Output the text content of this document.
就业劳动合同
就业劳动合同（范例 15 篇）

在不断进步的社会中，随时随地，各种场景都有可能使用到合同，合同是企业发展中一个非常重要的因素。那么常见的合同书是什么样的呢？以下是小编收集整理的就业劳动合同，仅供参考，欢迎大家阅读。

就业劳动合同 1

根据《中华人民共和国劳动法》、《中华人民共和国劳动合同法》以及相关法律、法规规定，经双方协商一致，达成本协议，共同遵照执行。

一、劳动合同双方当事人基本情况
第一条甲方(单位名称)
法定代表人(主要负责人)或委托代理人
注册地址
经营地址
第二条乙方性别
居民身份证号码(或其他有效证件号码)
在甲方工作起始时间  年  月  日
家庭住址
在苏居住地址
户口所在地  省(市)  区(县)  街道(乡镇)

========================

Problem statement | Return the entries in full, keeping every line exactly as it is.

Correct result |
Output the text content of this document.
就业劳动合同
就业劳动合同（范例 15 篇）

在不断进步的社会中，随时随地，各种场景都有可能使用到合同，合同是企业发展中一个非常重要的因素。那么常见的合同书是什么样的呢？以下是小编收集整理的就业劳动合同，仅供参考，欢迎大家阅读。

就业劳动合同 1

根据《中华人民共和国劳动法》、《中华人民共和国劳动合同法》以及相关法律、法规规定，经双方协商一致，达成本协议，共同遵照执行。

一、劳动合同双方当事人基本情况
第一条甲方(单位名称)
法定代表人(主要负责人)或委托代理人
注册地址
经营地址
第二条乙方性别
居民身份证号码(或其他有效证件号码)
在甲方工作起始时间  年  月  日
家庭住址
在苏居住地址
户口所在地  省(市)  区(县)  街道(乡镇)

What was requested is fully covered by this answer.